__Work to do__:
Your task is to reproduce exactly the lines from the line with "Enumerate this screenshot's" through the end of the records below.

__Data extract__:
"""

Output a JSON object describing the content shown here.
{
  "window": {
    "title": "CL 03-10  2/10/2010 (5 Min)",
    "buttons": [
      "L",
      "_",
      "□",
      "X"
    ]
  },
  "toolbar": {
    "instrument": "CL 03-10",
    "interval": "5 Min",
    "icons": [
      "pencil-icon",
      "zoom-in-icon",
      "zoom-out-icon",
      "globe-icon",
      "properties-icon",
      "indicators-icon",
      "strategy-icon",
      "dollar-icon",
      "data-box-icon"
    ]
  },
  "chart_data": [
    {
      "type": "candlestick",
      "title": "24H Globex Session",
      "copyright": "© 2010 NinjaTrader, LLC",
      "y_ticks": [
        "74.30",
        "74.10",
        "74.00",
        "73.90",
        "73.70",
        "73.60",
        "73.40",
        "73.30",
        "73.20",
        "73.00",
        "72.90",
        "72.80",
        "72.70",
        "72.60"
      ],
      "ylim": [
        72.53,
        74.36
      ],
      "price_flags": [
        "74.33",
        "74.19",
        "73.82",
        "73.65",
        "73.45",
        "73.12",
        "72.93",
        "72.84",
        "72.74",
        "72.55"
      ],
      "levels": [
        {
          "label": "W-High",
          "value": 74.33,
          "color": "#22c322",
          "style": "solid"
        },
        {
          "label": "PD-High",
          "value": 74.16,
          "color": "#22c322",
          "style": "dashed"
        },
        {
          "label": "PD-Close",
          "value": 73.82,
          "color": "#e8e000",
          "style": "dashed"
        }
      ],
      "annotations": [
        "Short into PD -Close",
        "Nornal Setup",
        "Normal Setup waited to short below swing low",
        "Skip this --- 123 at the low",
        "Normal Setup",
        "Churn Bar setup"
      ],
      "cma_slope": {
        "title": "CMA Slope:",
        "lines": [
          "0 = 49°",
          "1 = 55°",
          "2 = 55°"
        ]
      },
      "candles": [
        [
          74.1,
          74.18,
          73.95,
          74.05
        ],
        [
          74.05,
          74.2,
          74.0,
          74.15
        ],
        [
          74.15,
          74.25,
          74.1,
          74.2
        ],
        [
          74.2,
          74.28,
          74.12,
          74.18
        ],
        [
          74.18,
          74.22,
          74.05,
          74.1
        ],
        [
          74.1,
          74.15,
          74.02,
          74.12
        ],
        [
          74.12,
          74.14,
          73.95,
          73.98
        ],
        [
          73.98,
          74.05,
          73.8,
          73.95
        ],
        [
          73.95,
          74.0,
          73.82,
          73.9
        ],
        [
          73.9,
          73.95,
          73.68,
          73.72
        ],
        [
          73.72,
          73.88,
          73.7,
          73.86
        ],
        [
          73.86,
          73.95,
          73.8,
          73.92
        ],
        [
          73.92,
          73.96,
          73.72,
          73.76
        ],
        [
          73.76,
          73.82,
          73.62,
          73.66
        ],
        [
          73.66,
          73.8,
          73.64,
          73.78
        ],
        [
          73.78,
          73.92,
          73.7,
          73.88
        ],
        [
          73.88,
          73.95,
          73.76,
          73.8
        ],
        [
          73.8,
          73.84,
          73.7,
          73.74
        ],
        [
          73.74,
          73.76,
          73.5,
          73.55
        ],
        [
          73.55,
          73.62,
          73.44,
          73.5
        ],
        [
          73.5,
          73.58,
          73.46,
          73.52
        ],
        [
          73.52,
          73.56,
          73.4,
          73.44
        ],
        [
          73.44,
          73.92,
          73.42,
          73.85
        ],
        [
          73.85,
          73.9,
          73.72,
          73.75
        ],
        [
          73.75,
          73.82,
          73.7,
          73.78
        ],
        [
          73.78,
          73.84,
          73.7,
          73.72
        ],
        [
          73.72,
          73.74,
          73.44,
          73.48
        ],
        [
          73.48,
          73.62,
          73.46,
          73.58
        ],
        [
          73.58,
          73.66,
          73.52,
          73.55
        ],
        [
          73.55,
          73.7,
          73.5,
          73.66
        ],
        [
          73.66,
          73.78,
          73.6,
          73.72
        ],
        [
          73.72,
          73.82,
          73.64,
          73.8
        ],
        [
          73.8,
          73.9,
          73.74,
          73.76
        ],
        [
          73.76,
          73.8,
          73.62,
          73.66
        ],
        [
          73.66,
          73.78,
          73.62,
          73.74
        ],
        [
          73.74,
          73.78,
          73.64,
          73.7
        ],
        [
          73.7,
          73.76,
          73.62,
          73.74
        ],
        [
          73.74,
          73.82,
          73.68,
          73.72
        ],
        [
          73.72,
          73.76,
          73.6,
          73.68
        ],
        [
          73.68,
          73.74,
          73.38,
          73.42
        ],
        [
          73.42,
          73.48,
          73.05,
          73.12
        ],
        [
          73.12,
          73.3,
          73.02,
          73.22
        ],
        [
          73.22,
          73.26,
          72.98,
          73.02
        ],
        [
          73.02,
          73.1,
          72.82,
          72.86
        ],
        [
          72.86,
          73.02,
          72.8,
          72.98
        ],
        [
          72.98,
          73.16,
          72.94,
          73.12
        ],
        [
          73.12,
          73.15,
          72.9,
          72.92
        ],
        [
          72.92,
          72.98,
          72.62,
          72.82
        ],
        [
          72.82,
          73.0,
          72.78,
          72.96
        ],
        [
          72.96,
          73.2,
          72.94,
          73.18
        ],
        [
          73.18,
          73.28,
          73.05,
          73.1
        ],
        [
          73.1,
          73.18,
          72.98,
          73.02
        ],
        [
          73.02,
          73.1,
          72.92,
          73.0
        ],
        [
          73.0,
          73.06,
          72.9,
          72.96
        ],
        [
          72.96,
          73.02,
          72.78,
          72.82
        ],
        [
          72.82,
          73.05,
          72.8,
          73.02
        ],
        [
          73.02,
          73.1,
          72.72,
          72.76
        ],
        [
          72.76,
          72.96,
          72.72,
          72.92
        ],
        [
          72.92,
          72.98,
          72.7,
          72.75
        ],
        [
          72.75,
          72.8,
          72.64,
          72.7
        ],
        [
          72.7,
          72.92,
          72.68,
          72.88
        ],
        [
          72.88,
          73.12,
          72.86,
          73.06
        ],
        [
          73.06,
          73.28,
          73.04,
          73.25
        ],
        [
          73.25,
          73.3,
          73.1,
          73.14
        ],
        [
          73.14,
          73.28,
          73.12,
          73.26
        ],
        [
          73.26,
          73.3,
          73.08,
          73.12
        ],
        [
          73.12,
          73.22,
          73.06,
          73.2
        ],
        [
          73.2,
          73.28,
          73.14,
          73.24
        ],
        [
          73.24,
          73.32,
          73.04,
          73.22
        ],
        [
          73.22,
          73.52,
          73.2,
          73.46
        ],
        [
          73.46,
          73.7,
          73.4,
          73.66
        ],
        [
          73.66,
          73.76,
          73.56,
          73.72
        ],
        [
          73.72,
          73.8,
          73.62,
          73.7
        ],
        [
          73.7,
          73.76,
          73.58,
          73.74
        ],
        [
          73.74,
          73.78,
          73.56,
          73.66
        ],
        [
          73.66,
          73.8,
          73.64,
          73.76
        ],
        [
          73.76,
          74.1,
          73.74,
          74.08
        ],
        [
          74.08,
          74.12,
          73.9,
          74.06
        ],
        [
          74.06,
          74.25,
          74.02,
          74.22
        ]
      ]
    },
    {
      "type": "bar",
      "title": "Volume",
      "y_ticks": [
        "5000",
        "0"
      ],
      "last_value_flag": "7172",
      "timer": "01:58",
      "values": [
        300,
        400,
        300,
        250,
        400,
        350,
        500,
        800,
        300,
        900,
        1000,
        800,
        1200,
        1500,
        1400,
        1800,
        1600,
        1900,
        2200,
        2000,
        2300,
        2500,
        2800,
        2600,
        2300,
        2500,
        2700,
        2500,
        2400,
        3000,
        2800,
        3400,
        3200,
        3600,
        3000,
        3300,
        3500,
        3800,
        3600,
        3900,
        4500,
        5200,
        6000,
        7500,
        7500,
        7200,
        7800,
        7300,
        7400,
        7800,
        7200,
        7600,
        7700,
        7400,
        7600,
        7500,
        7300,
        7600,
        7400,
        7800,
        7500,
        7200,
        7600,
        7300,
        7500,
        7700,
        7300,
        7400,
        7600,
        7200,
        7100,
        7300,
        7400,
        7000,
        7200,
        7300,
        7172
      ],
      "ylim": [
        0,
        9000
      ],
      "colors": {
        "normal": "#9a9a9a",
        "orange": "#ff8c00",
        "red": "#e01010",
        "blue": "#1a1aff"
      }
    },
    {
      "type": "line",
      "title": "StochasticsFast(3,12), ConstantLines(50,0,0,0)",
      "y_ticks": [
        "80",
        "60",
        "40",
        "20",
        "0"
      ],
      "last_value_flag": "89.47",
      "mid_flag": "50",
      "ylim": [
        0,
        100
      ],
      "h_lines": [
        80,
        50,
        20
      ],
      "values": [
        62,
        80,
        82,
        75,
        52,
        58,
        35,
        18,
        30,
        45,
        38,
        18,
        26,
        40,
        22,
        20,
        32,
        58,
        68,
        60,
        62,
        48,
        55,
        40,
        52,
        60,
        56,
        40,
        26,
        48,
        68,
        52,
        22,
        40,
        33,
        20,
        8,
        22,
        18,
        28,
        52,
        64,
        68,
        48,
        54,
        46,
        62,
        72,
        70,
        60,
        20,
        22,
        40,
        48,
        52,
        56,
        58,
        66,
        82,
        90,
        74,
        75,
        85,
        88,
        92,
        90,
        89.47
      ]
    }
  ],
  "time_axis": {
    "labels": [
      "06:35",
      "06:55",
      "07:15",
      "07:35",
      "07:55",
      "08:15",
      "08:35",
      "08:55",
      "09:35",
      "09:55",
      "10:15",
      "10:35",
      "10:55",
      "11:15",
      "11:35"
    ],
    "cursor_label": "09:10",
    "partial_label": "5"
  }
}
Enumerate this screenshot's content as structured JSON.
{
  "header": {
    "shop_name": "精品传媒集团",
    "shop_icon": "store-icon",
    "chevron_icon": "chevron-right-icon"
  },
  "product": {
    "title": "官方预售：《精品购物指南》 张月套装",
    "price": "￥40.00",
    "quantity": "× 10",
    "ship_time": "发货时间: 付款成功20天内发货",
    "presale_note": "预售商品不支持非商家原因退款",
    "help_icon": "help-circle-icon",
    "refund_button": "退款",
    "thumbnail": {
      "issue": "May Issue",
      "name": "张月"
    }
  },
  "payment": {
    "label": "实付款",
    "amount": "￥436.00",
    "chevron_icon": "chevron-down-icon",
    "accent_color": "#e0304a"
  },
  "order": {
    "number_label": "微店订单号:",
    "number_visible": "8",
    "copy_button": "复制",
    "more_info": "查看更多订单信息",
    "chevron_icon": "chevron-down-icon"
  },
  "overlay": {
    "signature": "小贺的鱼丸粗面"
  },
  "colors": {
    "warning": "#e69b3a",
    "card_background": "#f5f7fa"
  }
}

"""

__Exercise result__:
Enumerate this screenshot's content as structured JSON.
{
  "header": {
    "shop_name": "精品传媒集团",
    "shop_icon": "store-icon",
    "chevron_icon": "chevron-right-icon"
  },
  "product": {
    "title": "官方预售：《精品购物指南》 张月套装",
    "price": "￥40.00",
    "quantity": "× 10",
    "ship_time": "发货时间: 付款成功20天内发货",
    "presale_note": "预售商品不支持非商家原因退款",
    "help_icon": "help-circle-icon",
    "refund_button": "退款",
    "thumbnail": {
      "issue": "May Issue",
      "name": "张月"
    }
  },
  "payment": {
    "label": "实付款",
    "amount": "￥436.00",
    "chevron_icon": "chevron-down-icon",
    "accent_color": "#e0304a"
  },
  "order": {
    "number_label": "微店订单号:",
    "number_visible": "8",
    "copy_button": "复制",
    "more_info": "查看更多订单信息",
    "chevron_icon": "chevron-down-icon"
  },
  "overlay": {
    "signature": "小贺的鱼丸粗面"
  },
  "colors": {
    "warning": "#e69b3a",
    "card_background": "#f5f7fa"
  }
}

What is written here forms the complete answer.